* [Short exercise]: Gather every line in the records below that contains the word "Size".

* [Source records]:

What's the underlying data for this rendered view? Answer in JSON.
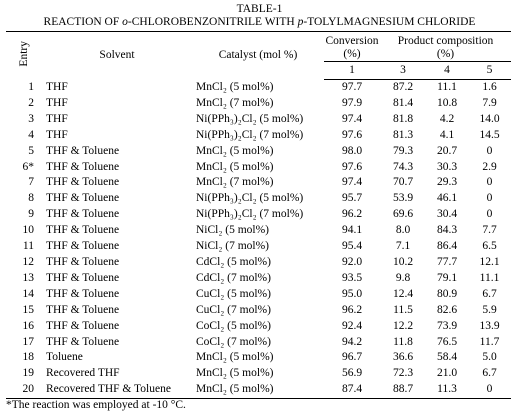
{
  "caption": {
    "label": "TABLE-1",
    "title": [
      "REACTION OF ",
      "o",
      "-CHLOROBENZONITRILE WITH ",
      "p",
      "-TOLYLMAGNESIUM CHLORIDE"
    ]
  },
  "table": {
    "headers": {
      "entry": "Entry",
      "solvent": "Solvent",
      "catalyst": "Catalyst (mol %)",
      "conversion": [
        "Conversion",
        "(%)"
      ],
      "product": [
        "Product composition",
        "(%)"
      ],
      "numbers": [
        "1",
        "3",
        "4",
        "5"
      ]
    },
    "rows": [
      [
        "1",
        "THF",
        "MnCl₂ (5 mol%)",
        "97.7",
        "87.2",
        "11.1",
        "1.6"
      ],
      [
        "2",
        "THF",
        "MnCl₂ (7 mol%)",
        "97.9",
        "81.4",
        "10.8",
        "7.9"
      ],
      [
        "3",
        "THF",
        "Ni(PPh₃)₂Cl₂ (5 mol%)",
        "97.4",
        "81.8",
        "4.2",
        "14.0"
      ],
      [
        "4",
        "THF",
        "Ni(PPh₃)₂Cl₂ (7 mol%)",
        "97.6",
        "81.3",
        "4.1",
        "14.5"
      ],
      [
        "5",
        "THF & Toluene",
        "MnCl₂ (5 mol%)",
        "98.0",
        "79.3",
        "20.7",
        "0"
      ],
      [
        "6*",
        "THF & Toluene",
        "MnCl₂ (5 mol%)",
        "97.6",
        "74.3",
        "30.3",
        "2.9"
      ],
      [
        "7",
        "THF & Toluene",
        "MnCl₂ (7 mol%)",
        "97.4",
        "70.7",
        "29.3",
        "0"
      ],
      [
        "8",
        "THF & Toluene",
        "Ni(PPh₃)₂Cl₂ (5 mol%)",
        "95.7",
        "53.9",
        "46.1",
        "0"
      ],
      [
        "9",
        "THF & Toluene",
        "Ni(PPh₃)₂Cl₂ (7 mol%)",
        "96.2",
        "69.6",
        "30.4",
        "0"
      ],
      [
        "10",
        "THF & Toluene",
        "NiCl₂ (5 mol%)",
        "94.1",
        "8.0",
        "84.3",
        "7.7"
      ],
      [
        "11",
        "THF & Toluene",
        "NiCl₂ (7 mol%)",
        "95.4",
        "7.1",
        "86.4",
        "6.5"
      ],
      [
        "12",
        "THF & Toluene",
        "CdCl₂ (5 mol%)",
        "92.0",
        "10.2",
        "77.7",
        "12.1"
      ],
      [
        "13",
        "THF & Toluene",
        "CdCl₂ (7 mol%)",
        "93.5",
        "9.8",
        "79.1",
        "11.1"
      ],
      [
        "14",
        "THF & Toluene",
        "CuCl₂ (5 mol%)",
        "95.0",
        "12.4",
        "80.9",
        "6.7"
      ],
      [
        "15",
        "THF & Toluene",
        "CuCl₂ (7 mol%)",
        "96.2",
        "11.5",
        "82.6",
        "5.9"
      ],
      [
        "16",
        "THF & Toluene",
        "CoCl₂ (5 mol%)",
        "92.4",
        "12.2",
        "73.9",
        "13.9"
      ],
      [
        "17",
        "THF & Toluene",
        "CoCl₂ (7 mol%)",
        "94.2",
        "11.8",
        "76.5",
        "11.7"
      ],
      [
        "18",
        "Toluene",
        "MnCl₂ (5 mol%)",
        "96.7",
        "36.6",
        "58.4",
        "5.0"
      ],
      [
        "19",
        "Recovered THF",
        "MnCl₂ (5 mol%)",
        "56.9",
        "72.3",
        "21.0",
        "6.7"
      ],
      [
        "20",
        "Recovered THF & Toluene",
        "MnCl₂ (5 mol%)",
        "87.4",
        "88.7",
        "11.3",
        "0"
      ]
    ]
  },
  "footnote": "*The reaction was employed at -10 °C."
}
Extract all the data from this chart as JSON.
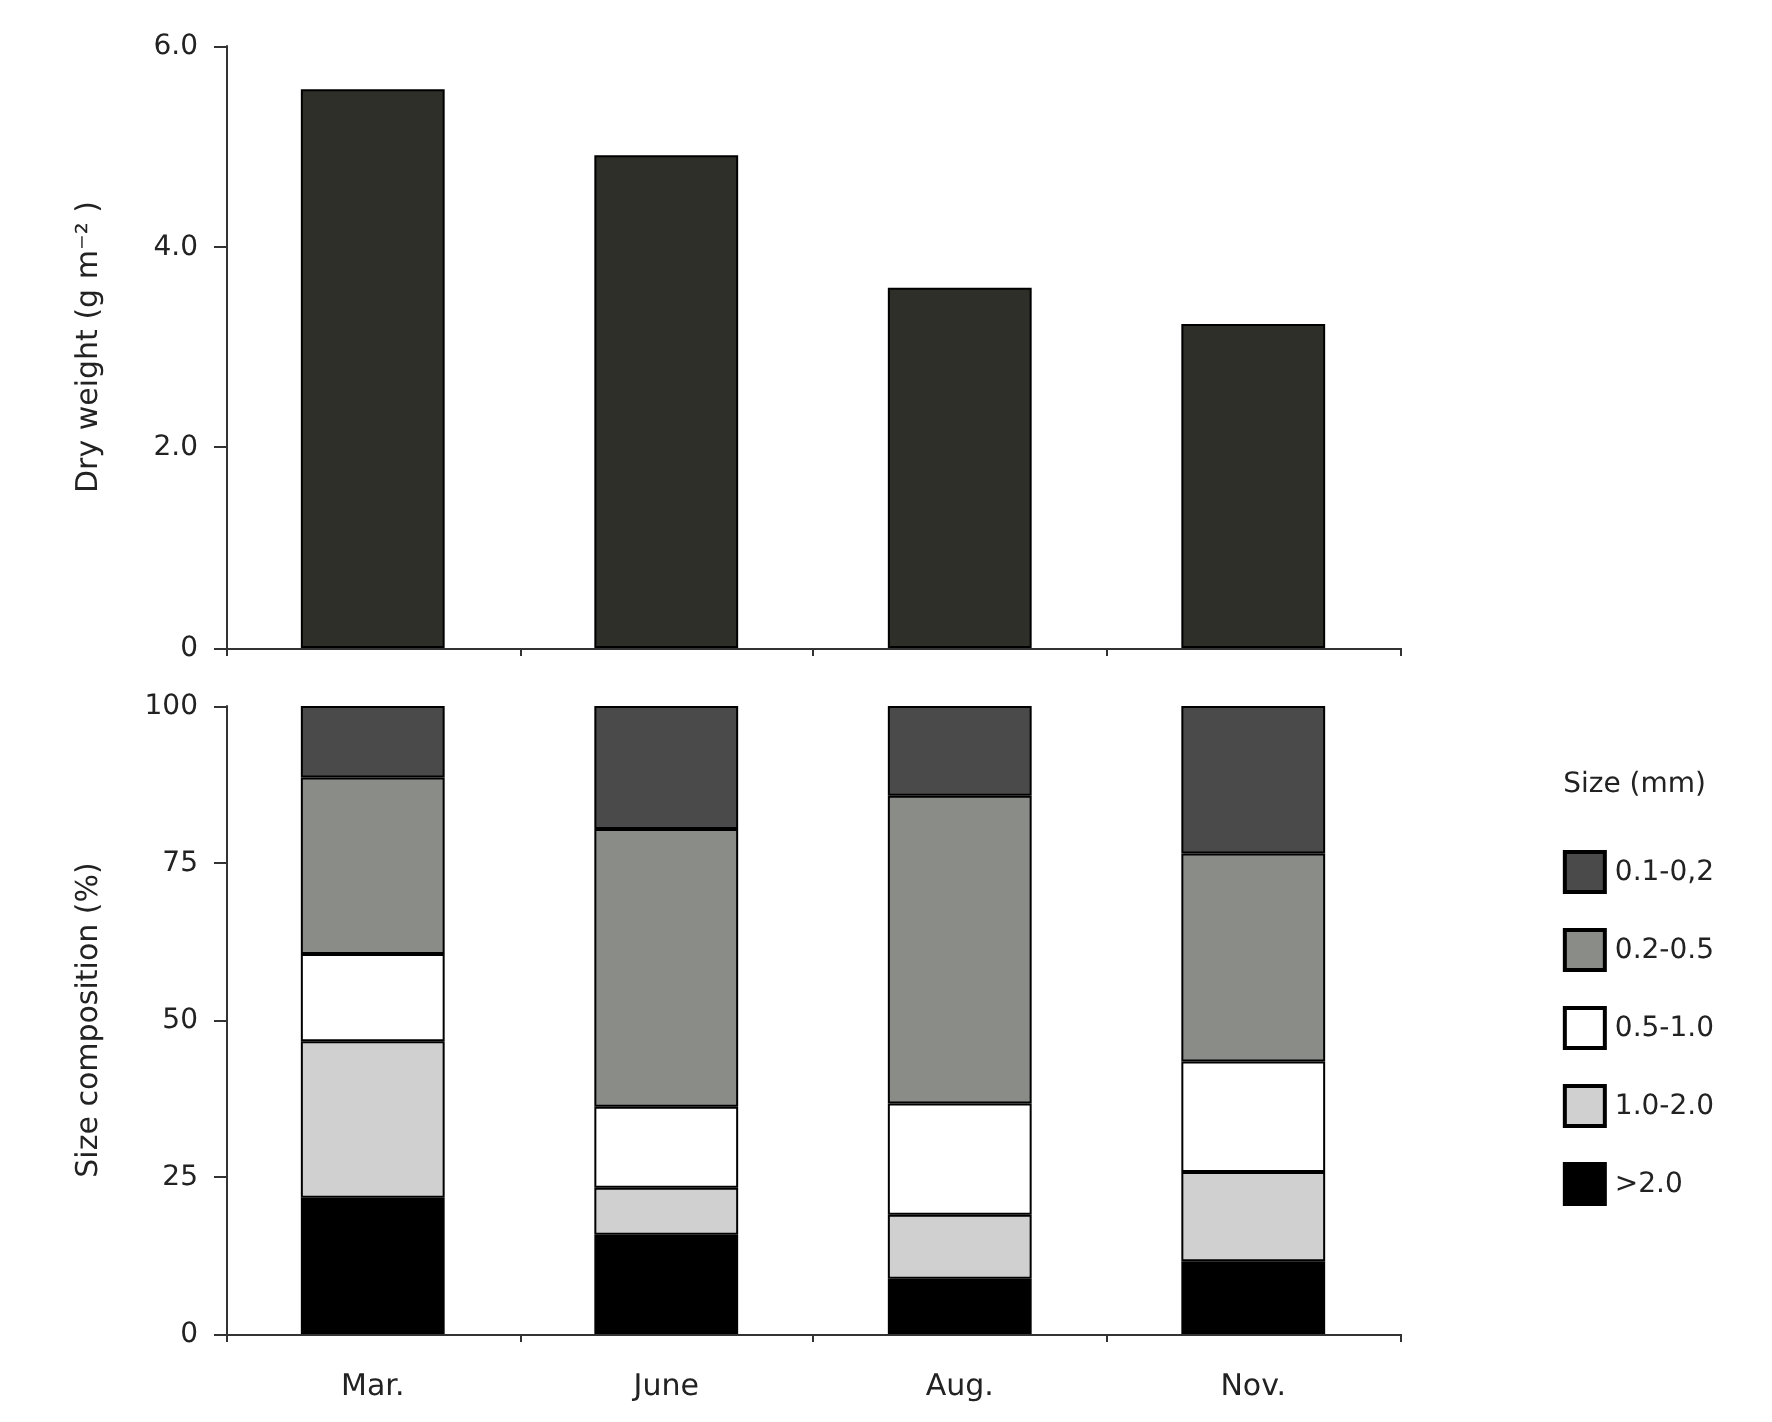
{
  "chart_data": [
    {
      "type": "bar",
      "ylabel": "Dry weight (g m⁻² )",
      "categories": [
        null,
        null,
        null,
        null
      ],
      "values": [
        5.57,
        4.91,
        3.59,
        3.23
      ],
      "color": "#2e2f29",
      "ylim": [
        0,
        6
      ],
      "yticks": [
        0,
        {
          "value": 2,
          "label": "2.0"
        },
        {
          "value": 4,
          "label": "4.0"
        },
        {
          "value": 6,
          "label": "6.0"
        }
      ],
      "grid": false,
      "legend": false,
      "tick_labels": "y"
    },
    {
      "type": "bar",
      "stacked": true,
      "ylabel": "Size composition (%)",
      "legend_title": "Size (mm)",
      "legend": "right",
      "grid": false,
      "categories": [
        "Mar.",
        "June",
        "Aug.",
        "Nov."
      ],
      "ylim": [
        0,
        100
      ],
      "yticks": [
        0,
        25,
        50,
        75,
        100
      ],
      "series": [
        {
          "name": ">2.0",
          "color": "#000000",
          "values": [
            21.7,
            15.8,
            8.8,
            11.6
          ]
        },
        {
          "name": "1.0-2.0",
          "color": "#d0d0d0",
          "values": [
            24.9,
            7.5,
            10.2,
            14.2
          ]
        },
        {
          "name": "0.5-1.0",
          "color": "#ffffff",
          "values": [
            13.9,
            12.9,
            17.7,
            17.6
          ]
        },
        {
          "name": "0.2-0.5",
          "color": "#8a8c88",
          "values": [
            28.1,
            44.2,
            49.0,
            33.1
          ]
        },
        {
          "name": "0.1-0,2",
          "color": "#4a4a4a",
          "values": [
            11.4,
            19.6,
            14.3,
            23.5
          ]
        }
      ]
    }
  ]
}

* [Result for this exercise]:
      "ylabel": "Size composition (%)",
      "legend_title": "Size (mm)",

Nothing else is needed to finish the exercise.